- Your objective:
The exercise asks you to copy every line below in which "screenshot" appears.

- Extracted data:
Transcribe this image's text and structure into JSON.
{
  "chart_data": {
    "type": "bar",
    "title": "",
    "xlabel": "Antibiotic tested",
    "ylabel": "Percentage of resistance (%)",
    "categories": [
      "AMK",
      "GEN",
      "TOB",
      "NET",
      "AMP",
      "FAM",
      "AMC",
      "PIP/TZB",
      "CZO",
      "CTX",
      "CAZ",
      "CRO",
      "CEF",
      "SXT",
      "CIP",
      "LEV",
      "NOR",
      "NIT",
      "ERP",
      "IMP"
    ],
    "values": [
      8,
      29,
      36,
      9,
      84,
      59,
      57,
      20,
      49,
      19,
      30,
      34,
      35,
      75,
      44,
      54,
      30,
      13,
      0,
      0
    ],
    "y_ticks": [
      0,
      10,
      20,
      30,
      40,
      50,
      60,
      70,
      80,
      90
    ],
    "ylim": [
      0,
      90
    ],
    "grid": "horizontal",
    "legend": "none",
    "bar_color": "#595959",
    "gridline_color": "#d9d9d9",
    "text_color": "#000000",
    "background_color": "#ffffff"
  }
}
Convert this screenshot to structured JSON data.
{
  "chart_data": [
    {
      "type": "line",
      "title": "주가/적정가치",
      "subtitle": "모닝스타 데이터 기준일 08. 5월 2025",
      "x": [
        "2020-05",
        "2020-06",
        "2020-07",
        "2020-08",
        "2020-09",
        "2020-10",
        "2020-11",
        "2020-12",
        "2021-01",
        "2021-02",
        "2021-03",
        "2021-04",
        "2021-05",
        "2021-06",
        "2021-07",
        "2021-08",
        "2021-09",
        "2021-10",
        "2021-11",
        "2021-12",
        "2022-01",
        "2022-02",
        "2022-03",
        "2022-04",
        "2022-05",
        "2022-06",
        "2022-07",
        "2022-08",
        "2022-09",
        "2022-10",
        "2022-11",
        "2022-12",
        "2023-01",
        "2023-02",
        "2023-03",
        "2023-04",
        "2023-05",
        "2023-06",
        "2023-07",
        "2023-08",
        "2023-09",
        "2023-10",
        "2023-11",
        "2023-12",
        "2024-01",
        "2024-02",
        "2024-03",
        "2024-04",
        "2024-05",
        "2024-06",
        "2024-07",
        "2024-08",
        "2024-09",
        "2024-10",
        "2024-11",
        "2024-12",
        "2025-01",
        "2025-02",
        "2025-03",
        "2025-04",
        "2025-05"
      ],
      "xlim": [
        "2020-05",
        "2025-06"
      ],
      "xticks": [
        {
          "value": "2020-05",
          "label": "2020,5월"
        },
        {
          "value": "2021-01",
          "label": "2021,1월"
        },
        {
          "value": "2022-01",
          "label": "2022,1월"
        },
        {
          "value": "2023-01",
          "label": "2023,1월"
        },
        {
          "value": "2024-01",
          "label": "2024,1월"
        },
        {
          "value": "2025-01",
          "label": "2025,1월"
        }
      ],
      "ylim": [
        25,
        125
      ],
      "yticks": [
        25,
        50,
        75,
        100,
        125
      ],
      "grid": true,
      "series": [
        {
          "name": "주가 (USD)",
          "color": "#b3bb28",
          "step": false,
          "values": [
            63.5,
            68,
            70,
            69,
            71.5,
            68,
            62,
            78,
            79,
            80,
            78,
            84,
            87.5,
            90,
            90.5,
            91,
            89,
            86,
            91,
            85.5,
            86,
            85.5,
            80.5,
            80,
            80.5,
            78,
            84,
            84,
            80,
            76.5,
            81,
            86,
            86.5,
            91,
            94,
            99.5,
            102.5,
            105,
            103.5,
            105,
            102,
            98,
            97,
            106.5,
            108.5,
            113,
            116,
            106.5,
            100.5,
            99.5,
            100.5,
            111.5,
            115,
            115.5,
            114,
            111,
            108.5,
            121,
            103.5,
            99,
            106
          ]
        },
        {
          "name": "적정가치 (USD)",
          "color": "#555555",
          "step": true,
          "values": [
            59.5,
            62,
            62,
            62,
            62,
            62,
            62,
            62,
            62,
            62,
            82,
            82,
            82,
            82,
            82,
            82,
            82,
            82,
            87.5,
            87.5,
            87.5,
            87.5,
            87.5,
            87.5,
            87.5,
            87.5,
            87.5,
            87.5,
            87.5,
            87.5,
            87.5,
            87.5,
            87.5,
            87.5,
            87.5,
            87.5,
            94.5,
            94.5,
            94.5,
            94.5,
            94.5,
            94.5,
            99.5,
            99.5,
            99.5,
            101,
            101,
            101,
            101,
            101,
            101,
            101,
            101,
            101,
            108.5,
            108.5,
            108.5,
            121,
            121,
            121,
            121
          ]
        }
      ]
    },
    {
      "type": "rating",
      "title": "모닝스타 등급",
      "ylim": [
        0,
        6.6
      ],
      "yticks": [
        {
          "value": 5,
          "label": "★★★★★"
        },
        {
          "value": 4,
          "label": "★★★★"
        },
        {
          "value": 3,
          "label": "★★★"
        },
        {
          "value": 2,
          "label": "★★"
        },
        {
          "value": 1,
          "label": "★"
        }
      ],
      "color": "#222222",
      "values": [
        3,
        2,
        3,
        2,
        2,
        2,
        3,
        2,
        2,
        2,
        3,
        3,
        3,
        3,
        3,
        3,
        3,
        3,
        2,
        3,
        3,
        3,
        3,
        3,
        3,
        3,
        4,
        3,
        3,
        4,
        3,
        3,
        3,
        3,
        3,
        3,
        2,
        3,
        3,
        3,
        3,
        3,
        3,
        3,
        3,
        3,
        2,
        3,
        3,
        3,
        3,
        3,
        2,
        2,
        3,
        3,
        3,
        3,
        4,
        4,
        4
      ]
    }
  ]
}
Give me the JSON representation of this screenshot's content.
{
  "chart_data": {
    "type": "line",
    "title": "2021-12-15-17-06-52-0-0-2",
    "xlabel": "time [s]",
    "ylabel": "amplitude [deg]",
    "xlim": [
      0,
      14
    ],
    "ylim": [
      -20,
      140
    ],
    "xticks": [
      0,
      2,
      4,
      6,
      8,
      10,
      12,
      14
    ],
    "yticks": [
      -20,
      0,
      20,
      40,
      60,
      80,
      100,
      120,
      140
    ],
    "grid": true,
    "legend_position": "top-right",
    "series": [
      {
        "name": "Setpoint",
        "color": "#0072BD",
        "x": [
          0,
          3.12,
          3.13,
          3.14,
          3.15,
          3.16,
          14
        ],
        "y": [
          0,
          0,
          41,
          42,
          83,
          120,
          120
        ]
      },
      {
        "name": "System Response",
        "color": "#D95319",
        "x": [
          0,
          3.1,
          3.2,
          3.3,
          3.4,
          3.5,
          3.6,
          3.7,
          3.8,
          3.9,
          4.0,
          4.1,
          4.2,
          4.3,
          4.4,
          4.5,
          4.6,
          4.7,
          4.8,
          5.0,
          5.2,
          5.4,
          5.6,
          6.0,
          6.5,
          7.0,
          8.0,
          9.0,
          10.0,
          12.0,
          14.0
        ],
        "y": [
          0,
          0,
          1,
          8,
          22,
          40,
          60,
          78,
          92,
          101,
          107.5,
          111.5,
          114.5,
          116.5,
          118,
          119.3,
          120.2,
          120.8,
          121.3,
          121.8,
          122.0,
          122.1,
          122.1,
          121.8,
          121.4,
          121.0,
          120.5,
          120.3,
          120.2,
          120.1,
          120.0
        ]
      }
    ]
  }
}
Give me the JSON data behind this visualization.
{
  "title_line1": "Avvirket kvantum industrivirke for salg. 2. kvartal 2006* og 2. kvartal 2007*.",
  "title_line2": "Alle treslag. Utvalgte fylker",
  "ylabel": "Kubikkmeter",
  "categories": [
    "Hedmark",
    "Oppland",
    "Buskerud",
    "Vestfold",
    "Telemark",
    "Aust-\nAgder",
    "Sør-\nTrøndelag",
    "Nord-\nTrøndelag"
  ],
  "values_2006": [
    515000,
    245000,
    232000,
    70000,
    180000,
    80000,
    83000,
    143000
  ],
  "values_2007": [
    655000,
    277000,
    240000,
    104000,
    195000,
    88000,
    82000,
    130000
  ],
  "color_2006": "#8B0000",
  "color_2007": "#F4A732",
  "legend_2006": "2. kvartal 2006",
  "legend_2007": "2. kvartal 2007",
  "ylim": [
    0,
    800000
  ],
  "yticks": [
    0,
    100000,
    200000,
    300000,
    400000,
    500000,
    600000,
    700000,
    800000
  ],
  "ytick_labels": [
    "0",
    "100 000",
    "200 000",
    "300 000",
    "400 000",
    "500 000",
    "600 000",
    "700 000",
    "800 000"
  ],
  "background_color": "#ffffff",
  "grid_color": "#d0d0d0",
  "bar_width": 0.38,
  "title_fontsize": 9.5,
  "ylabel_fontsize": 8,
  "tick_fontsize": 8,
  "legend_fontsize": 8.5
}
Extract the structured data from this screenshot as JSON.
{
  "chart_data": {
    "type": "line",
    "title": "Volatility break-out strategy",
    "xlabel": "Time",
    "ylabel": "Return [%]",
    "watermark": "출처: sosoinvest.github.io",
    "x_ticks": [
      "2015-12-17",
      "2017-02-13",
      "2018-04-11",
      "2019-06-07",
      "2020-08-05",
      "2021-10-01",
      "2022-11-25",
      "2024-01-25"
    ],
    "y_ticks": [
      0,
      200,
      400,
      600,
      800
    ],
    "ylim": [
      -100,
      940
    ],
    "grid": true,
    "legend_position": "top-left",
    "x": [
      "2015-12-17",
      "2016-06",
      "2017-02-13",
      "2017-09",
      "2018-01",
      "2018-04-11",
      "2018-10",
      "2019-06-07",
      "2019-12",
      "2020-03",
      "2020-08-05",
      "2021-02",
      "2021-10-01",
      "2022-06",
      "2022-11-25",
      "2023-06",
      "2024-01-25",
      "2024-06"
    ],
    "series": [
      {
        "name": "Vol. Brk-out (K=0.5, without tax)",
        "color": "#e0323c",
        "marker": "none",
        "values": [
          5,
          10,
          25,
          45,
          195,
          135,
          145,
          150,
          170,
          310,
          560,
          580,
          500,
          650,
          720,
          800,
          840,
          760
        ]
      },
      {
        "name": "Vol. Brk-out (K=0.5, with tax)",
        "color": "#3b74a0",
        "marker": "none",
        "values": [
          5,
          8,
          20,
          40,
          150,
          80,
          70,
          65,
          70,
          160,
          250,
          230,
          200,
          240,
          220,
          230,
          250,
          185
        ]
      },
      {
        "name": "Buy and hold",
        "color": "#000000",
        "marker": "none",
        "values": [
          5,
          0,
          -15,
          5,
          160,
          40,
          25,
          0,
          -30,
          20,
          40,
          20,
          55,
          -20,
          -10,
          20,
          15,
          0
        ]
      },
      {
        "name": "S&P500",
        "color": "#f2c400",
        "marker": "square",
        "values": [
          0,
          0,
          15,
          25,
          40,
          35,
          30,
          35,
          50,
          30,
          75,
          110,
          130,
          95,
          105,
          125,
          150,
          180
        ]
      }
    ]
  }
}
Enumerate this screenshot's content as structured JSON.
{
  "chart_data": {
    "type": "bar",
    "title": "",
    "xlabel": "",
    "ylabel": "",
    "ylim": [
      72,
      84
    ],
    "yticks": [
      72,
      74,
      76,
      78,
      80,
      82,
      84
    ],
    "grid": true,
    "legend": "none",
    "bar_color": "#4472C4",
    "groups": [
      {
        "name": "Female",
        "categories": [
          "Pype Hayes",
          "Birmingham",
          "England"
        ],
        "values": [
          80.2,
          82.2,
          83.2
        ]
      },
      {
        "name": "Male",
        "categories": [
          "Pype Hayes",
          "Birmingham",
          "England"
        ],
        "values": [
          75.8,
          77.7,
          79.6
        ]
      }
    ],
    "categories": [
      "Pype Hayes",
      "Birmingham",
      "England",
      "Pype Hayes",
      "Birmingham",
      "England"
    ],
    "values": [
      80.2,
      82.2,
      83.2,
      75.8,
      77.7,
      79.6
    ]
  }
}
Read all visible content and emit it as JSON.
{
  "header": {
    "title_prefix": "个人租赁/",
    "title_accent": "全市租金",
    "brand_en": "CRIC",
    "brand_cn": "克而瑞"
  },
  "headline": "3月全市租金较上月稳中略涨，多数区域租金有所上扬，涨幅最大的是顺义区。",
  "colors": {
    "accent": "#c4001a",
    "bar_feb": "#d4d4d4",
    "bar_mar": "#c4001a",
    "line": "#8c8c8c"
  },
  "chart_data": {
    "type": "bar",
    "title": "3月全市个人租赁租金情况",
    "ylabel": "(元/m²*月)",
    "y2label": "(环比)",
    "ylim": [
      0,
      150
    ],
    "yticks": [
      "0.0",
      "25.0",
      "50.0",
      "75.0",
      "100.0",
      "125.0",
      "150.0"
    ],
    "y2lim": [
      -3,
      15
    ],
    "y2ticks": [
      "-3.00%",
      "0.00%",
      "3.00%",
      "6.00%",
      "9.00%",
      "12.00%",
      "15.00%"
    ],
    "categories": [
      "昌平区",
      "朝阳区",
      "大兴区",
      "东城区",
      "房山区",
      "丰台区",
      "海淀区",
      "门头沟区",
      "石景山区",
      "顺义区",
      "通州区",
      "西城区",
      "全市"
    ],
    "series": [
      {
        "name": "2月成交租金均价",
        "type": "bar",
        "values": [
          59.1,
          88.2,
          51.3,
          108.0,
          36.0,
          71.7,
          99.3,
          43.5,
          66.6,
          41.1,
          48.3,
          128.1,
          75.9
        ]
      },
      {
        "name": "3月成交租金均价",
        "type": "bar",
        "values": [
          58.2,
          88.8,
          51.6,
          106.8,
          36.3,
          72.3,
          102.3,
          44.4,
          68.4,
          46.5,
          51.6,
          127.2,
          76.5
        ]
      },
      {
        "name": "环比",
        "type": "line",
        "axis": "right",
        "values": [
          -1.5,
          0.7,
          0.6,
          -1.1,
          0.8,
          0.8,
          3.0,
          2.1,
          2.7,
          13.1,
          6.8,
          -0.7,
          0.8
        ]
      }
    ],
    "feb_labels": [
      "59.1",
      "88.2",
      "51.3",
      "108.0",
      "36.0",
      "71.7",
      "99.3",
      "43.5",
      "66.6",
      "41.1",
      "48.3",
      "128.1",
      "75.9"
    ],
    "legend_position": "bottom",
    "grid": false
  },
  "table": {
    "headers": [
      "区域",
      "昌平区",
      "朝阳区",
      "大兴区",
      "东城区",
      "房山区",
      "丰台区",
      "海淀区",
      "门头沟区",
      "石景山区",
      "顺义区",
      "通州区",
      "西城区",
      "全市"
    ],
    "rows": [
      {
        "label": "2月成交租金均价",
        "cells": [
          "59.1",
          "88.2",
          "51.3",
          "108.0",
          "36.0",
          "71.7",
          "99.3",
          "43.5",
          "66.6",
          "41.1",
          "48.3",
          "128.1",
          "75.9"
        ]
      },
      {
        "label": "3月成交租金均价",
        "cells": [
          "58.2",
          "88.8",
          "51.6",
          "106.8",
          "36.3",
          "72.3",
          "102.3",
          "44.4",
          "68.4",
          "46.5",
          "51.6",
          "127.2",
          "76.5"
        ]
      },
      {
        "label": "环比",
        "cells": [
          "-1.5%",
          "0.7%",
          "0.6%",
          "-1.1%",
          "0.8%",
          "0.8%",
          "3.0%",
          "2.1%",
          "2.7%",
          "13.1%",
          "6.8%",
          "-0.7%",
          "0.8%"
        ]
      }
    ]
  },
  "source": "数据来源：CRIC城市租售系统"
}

- Finished task:
Convert this screenshot to structured JSON data.
Give me the JSON representation of this screenshot's content.
Extract the structured data from this screenshot as JSON.
Enumerate this screenshot's content as structured JSON.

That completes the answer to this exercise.